> **ENTRIES SUPPLIED**
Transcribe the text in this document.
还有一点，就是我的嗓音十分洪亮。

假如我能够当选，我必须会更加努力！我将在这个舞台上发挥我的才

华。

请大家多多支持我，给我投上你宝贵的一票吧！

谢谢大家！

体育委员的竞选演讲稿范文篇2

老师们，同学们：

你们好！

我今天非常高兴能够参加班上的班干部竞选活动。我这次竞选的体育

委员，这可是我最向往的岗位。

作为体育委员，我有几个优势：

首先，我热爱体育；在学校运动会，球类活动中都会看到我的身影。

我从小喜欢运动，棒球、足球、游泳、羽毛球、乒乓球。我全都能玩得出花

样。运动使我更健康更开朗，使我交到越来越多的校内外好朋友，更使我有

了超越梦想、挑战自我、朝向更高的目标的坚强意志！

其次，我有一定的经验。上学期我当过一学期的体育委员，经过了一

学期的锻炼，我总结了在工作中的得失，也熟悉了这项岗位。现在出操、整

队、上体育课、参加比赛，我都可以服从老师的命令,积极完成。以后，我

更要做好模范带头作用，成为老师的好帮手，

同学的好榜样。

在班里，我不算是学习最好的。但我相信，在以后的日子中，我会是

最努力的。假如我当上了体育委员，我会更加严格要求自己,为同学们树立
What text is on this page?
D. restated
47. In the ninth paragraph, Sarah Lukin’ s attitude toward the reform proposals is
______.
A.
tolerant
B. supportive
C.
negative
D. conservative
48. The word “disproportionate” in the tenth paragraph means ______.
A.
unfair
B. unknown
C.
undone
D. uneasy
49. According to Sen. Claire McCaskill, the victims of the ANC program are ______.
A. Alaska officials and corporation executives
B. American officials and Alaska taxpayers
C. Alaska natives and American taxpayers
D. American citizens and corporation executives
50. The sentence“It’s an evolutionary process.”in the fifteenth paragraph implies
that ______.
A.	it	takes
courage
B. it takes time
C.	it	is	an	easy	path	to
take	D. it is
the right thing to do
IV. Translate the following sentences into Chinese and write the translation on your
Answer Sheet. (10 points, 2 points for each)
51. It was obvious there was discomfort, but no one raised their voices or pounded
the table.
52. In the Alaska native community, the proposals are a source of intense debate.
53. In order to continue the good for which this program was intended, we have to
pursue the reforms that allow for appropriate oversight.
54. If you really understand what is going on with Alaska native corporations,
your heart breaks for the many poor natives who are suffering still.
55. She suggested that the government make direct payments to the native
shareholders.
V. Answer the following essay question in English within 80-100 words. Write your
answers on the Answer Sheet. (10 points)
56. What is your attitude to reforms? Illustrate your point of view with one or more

> **SHORT TASK**
Show all lines in the entries above where the string "program" appears.

> **RESULT OF THE EXERCISE**
49. According to Sen. Claire McCaskill, the victims of the ANC program are ______.
53. In order to continue the good for which this program was intended, we have to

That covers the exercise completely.